--- Dataset records ---

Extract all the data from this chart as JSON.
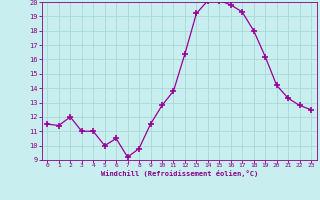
{
  "x": [
    0,
    1,
    2,
    3,
    4,
    5,
    6,
    7,
    8,
    9,
    10,
    11,
    12,
    13,
    14,
    15,
    16,
    17,
    18,
    19,
    20,
    21,
    22,
    23
  ],
  "y": [
    11.5,
    11.4,
    12.0,
    11.0,
    11.0,
    10.0,
    10.5,
    9.2,
    9.8,
    11.5,
    12.8,
    13.8,
    16.4,
    19.2,
    20.1,
    20.1,
    19.8,
    19.3,
    18.0,
    16.2,
    14.2,
    13.3,
    12.8,
    12.5
  ],
  "line_color": "#990099",
  "marker": "+",
  "marker_size": 4,
  "bg_color": "#c8eef0",
  "grid_color": "#a8d8d0",
  "xlabel": "Windchill (Refroidissement éolien,°C)",
  "xlabel_color": "#880088",
  "tick_color": "#880088",
  "ylim": [
    9,
    20
  ],
  "xlim": [
    -0.5,
    23.5
  ],
  "yticks": [
    9,
    10,
    11,
    12,
    13,
    14,
    15,
    16,
    17,
    18,
    19,
    20
  ],
  "xticks": [
    0,
    1,
    2,
    3,
    4,
    5,
    6,
    7,
    8,
    9,
    10,
    11,
    12,
    13,
    14,
    15,
    16,
    17,
    18,
    19,
    20,
    21,
    22,
    23
  ]
}
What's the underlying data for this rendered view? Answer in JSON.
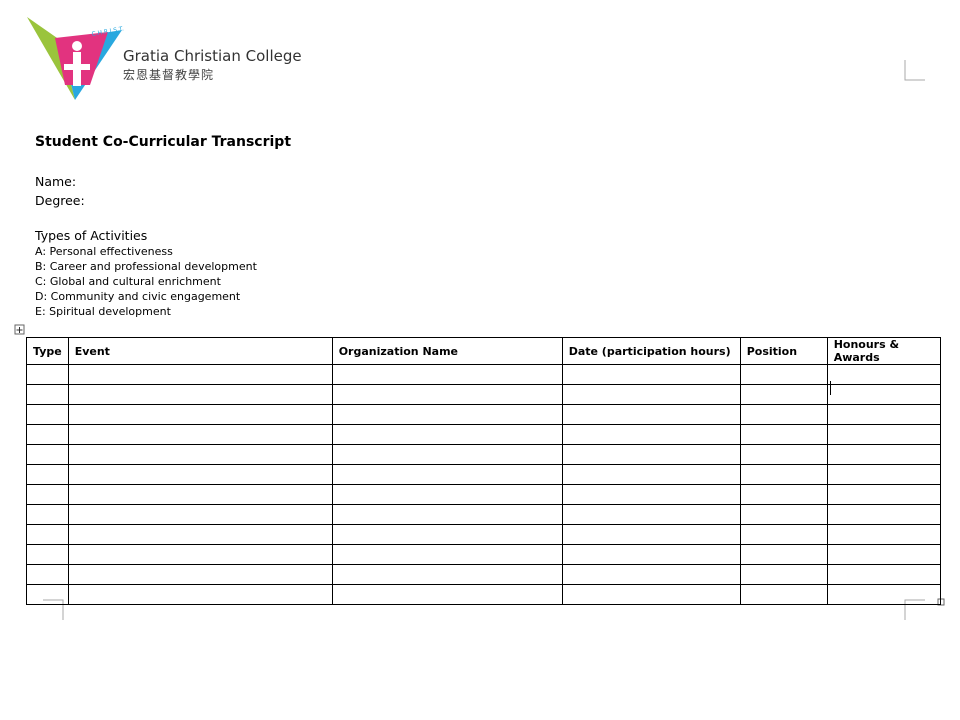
{
  "logo": {
    "tagline": "C.H.R.I.S.T.",
    "name": "Gratia Christian College",
    "name_chinese": "宏恩基督教學院"
  },
  "title": "Student Co-Curricular Transcript",
  "fields": [
    "Name:",
    "Degree:"
  ],
  "activities": {
    "heading": "Types of Activities",
    "items": [
      "A: Personal effectiveness",
      "B: Career and professional development",
      "C: Global and cultural enrichment",
      "D: Community and civic engagement",
      "E: Spiritual development"
    ]
  },
  "table": {
    "headers": [
      "Type",
      "Event",
      "Organization Name",
      "Date (participation hours)",
      "Position",
      "Honours & Awards"
    ]
  }
}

---

Written instruction:
Retype every record above exactly as written, but leave out the pictures.

Solution for this problem:
Extract all the data from this chart as JSON.
{
  "x": [
    0,
    1,
    2,
    3,
    4,
    5,
    6,
    7,
    8,
    9,
    10,
    11,
    12,
    13,
    14,
    15,
    16,
    17,
    18,
    19,
    20,
    21,
    22,
    23
  ],
  "y": [
    11.5,
    11.4,
    12.0,
    11.0,
    11.0,
    10.0,
    10.5,
    9.2,
    9.8,
    11.5,
    12.8,
    13.8,
    16.4,
    19.2,
    20.1,
    20.1,
    19.8,
    19.3,
    18.0,
    16.2,
    14.2,
    13.3,
    12.8,
    12.5
  ],
  "line_color": "#990099",
  "marker": "+",
  "marker_size": 4,
  "bg_color": "#c8eef0",
  "grid_color": "#a8d8d0",
  "xlabel": "Windchill (Refroidissement éolien,°C)",
  "xlabel_color": "#880088",
  "tick_color": "#880088",
  "ylim": [
    9,
    20
  ],
  "xlim": [
    -0.5,
    23.5
  ],
  "yticks": [
    9,
    10,
    11,
    12,
    13,
    14,
    15,
    16,
    17,
    18,
    19,
    20
  ],
  "xticks": [
    0,
    1,
    2,
    3,
    4,
    5,
    6,
    7,
    8,
    9,
    10,
    11,
    12,
    13,
    14,
    15,
    16,
    17,
    18,
    19,
    20,
    21,
    22,
    23
  ]
}
What's the underlying data for this rendered view? Answer in JSON.
{
  "logo": {
    "tagline": "C.H.R.I.S.T.",
    "name": "Gratia Christian College",
    "name_chinese": "宏恩基督教學院"
  },
  "title": "Student Co-Curricular Transcript",
  "fields": [
    "Name:",
    "Degree:"
  ],
  "activities": {
    "heading": "Types of Activities",
    "items": [
      "A: Personal effectiveness",
      "B: Career and professional development",
      "C: Global and cultural enrichment",
      "D: Community and civic engagement",
      "E: Spiritual development"
    ]
  },
  "table": {
    "headers": [
      "Type",
      "Event",
      "Organization Name",
      "Date (participation hours)",
      "Position",
      "Honours & Awards"
    ]
  }
}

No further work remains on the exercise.